Collected data entries
◆ ◆ ◆ ◆ ◆ ◆ ◆

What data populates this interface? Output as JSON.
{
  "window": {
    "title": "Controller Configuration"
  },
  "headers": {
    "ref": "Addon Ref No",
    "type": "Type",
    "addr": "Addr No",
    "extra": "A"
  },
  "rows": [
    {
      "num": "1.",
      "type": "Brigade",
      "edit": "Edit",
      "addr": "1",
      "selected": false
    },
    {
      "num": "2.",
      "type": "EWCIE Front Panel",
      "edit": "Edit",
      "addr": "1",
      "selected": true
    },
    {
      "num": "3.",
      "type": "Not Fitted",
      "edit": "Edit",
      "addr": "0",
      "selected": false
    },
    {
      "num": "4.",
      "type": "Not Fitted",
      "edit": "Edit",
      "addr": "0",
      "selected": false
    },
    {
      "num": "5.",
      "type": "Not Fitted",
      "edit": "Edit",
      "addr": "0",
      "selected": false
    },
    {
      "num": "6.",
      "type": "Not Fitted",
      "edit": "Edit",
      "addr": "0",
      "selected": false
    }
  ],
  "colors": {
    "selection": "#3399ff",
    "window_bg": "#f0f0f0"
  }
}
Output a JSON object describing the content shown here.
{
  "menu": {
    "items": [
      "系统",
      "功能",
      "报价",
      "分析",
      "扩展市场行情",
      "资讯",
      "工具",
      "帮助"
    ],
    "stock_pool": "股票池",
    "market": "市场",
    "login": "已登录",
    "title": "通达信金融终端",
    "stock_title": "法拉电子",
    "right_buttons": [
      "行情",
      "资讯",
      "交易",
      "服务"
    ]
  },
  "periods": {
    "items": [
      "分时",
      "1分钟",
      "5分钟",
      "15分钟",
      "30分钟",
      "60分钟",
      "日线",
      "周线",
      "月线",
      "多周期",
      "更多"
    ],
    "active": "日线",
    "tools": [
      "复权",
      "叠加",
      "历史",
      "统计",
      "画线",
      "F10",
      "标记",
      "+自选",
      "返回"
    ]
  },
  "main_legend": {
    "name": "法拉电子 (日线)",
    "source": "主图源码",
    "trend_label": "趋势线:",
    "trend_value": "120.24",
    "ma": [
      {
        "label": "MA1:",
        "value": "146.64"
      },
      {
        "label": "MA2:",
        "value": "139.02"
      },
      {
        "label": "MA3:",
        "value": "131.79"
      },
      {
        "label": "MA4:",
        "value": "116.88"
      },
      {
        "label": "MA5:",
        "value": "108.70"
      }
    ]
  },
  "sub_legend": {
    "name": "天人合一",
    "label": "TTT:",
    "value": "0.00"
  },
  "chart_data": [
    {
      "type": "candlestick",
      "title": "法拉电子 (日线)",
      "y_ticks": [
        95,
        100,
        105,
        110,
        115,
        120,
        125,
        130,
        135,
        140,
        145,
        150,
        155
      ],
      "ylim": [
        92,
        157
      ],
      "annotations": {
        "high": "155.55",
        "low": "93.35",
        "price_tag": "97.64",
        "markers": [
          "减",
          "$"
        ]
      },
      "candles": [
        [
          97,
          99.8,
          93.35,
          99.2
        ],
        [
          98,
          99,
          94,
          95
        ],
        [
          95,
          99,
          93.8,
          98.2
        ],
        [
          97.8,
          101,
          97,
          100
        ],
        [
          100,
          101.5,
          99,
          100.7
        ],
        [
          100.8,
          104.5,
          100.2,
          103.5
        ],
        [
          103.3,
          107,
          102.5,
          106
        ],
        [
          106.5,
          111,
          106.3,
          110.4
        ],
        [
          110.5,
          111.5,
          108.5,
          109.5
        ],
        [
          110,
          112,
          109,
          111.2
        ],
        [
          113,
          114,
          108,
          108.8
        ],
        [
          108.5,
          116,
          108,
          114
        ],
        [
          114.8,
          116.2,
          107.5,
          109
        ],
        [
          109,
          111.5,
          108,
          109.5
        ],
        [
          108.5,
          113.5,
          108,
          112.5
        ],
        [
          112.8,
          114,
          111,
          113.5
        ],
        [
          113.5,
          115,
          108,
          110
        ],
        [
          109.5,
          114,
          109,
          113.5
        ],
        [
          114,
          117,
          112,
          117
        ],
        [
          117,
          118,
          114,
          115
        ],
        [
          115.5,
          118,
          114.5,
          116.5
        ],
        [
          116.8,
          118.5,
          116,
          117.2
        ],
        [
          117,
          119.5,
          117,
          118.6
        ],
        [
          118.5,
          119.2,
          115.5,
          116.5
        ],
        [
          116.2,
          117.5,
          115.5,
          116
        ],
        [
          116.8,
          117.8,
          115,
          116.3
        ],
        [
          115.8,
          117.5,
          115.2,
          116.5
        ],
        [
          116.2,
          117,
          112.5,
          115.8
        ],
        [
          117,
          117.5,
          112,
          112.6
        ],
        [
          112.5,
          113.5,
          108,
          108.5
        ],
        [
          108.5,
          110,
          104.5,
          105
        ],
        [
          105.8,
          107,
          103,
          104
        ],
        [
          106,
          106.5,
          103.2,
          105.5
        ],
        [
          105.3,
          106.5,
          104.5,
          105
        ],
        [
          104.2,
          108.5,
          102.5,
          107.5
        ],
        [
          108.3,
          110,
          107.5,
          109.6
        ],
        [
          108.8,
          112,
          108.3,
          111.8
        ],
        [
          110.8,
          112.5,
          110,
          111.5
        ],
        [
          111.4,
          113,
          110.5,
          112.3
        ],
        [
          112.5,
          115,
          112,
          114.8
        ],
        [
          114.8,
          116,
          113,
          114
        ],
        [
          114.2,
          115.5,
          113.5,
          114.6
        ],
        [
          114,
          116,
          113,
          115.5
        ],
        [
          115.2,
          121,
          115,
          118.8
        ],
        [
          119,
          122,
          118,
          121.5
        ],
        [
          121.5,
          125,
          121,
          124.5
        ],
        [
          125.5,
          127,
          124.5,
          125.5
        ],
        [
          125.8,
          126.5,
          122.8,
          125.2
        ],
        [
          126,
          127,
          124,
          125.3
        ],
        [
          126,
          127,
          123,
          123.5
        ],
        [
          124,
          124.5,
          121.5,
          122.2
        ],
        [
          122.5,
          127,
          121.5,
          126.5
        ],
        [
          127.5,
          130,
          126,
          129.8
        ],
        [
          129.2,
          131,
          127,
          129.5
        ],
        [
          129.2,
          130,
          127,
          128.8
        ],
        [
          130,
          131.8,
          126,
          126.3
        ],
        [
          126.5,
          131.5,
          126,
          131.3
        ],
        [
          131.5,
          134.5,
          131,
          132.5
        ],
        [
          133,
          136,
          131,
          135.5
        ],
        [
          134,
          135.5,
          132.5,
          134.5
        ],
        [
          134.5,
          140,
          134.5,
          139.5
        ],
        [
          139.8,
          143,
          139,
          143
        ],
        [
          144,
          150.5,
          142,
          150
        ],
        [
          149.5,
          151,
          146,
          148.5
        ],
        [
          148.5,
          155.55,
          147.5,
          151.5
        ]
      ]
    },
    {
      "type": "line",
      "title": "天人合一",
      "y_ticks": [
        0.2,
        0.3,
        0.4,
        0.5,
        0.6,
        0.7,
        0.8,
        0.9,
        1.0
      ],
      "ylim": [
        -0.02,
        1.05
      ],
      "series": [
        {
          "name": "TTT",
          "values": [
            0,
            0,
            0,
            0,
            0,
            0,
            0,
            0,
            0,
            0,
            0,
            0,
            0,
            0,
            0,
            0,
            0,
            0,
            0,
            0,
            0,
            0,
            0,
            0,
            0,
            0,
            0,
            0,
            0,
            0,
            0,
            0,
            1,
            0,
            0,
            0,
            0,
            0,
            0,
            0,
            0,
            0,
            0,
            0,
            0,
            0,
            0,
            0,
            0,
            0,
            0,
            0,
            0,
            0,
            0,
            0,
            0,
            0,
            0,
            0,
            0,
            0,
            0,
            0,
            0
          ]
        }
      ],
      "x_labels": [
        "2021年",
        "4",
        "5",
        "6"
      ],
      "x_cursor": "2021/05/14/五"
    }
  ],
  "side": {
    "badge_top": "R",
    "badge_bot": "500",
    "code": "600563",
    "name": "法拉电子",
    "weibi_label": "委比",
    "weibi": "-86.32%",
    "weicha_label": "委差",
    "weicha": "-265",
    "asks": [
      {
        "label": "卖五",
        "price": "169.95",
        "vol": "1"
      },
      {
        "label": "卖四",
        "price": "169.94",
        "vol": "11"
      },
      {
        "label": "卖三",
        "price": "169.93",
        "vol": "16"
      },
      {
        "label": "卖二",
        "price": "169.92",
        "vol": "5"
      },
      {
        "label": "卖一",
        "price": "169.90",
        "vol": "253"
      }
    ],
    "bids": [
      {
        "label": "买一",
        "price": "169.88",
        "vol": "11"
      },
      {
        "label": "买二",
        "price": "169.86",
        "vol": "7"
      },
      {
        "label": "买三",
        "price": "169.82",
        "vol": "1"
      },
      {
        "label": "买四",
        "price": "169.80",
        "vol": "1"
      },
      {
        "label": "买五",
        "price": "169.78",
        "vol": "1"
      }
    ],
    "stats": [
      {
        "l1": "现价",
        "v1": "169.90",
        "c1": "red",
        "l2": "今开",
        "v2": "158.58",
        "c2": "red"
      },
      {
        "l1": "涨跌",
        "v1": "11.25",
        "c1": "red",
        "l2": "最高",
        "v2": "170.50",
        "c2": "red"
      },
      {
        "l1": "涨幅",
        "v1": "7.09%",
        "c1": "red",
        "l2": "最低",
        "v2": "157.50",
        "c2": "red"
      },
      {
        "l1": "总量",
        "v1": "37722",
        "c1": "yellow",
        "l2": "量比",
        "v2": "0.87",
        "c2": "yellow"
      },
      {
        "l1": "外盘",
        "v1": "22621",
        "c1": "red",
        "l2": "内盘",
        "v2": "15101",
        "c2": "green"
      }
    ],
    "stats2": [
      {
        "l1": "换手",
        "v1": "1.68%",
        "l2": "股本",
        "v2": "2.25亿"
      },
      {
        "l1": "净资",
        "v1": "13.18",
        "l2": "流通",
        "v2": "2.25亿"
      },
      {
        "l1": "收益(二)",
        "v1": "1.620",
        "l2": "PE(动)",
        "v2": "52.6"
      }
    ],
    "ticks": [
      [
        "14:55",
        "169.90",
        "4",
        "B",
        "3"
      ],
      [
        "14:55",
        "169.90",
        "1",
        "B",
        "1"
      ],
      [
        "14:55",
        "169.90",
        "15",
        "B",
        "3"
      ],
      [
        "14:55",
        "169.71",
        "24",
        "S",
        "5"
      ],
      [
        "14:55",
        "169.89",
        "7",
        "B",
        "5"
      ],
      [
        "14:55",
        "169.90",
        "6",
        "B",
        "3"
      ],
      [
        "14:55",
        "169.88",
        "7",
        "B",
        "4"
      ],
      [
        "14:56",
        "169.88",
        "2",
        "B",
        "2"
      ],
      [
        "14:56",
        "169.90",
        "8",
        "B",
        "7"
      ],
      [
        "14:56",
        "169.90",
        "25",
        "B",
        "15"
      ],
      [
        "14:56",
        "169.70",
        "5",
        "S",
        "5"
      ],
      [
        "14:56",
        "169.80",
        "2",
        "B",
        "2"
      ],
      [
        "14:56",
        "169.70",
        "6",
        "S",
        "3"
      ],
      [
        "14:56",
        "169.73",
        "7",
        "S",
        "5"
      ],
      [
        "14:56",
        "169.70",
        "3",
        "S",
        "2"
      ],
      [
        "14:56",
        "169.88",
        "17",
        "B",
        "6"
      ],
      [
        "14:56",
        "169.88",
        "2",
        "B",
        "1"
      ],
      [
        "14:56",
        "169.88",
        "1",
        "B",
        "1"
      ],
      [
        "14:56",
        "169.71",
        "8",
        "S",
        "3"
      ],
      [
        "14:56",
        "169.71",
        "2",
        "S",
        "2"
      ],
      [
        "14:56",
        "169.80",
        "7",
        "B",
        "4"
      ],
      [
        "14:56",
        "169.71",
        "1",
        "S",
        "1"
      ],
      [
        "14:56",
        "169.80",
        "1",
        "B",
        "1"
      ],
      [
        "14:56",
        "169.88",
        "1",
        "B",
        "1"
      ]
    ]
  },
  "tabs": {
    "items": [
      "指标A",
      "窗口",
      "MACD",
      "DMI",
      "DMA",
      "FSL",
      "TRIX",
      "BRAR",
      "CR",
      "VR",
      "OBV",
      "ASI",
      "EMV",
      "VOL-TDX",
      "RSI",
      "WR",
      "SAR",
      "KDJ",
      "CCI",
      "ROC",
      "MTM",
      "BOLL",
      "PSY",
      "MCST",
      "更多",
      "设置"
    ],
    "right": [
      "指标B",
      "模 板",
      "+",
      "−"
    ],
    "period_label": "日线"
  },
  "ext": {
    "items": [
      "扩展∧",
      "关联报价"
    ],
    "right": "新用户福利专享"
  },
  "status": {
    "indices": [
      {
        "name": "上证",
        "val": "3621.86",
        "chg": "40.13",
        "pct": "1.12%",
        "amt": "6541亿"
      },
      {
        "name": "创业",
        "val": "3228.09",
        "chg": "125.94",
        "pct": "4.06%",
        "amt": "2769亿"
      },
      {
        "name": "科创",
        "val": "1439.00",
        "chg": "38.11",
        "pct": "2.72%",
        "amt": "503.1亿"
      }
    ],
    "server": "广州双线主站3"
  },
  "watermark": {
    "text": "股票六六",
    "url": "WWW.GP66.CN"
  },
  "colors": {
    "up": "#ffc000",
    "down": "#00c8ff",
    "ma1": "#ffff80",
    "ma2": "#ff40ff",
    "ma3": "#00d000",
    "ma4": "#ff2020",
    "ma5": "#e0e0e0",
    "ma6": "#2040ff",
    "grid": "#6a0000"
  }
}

◆ ◆ ◆ ◆ ◆ ◆ ◆

_TO BE DONE_. Copy each line of the listing in which the word "Output" can be found.

_EXERCISE RESPONSE_.
What data populates this interface? Output as JSON.
Output a JSON object describing the content shown here.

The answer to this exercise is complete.